* Short problem: Scan the lines below for the word "Forecast". Copy each line you find it in.
**** Data shown
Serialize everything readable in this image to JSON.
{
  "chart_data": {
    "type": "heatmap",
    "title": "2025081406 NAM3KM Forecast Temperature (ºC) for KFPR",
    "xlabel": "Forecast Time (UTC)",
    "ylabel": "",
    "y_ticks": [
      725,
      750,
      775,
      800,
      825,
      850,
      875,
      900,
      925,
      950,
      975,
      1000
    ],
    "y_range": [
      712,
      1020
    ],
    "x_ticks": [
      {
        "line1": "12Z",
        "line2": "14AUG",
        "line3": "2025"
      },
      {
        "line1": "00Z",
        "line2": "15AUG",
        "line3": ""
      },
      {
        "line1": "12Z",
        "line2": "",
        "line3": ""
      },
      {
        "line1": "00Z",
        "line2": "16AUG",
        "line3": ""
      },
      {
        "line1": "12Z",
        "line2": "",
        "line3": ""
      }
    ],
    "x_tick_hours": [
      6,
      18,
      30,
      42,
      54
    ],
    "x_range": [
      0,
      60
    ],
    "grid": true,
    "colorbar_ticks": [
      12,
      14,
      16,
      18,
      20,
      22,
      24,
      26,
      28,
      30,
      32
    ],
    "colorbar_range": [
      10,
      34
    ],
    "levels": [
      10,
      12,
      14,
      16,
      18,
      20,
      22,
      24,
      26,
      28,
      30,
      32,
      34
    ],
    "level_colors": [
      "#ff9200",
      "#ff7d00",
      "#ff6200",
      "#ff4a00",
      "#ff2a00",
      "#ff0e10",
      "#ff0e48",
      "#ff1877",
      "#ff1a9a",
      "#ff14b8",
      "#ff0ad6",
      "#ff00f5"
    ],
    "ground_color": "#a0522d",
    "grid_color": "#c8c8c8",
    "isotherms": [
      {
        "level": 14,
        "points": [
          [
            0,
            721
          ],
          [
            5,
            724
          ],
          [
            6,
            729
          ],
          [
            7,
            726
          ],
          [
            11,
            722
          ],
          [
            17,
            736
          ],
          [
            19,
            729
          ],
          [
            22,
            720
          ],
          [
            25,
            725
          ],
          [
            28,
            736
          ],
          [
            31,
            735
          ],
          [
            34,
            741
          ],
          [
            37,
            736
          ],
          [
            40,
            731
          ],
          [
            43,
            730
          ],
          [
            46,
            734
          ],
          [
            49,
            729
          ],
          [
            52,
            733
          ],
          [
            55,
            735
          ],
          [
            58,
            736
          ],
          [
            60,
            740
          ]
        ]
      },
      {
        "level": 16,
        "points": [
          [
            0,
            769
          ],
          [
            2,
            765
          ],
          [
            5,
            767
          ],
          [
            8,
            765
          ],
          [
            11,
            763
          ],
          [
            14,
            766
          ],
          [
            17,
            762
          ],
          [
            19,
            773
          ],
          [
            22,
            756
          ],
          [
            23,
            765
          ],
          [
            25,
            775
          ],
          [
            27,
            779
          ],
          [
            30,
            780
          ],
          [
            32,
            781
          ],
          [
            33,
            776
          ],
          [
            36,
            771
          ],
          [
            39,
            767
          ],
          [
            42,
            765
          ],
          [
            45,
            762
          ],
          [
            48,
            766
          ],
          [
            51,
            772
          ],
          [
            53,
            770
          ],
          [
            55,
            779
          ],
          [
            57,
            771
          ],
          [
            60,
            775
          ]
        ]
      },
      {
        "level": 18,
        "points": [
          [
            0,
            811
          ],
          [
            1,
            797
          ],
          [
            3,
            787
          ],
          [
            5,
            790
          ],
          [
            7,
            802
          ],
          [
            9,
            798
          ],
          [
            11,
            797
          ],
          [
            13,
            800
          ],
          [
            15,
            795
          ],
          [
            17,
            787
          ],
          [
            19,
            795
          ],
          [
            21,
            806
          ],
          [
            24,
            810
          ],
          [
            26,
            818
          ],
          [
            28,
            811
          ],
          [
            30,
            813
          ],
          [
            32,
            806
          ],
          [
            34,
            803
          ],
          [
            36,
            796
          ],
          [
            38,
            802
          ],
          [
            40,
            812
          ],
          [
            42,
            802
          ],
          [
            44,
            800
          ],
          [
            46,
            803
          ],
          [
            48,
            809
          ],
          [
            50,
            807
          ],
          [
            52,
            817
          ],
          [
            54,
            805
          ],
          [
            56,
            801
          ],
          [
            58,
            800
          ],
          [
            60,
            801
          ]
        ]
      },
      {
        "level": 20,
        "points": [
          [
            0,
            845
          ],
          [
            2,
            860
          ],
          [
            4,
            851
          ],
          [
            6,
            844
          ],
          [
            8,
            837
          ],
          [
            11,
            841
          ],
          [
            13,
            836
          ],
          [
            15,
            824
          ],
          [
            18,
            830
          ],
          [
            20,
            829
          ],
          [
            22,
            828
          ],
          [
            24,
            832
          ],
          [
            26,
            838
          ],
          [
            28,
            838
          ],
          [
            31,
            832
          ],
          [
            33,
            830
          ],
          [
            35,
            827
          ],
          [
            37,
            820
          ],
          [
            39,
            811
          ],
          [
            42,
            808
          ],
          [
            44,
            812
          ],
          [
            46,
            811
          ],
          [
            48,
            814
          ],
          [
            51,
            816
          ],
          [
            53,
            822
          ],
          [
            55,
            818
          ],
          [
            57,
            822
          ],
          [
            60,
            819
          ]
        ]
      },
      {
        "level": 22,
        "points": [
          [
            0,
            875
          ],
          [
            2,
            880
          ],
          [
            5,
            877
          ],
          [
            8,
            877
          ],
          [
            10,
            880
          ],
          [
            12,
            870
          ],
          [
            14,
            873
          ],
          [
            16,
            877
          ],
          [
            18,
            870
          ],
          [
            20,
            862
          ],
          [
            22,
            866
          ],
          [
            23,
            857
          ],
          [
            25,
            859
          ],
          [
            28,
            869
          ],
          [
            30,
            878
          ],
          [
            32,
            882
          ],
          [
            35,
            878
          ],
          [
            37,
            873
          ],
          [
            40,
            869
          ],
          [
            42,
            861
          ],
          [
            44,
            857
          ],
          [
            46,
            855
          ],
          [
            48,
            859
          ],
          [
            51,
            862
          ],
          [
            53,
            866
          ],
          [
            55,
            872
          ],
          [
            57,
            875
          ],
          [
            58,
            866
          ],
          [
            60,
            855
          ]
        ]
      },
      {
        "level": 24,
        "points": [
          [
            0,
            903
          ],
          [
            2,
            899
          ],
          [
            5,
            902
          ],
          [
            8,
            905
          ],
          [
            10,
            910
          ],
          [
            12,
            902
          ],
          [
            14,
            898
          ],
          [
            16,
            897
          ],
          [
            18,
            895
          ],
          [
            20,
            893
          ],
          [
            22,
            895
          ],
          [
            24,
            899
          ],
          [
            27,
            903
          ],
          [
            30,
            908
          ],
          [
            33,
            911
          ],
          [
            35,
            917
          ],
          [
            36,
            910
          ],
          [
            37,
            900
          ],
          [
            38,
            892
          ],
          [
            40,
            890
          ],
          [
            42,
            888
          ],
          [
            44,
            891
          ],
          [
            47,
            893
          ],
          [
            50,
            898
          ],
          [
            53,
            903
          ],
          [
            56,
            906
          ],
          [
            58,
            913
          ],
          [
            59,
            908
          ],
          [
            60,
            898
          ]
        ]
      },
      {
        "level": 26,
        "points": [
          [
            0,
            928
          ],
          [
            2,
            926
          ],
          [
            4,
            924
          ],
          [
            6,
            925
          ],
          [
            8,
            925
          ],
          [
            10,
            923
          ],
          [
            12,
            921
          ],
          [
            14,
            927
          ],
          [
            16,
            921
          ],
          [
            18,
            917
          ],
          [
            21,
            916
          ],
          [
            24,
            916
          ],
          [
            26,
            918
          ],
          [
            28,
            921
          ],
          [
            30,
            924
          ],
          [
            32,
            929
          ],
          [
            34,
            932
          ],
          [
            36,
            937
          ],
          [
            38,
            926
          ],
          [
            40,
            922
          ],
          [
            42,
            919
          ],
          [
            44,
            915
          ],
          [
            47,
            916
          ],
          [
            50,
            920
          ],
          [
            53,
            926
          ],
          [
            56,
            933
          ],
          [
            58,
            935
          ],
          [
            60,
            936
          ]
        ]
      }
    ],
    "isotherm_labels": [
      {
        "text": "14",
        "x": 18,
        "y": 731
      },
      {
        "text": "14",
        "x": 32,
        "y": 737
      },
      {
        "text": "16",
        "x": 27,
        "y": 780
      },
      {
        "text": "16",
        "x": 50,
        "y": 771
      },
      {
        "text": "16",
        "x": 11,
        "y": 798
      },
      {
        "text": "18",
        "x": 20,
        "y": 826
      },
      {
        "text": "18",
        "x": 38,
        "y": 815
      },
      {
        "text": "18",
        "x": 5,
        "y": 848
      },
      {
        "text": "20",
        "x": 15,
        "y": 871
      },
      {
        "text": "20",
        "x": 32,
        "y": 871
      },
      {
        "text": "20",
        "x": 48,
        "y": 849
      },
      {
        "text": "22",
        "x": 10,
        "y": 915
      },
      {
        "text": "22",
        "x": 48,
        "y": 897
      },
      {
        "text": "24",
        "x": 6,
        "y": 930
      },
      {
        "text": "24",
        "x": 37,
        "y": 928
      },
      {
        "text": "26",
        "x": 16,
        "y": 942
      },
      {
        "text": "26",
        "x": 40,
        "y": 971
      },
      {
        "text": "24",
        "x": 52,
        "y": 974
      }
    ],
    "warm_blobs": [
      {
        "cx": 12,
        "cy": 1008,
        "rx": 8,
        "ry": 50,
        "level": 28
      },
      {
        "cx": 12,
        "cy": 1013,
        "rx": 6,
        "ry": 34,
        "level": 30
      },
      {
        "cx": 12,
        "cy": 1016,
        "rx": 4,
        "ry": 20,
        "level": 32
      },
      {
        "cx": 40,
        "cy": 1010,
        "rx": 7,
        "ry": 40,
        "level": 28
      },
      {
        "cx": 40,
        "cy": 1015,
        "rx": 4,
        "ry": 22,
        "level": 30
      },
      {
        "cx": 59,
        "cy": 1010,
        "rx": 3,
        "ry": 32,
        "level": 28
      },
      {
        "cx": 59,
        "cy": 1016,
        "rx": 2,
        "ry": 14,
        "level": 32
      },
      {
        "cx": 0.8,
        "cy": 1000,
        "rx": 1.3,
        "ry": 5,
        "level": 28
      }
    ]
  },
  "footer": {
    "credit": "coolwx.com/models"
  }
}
********
* Final answer:
    "title": "2025081406 NAM3KM Forecast Temperature (ºC) for KFPR",
    "xlabel": "Forecast Time (UTC)",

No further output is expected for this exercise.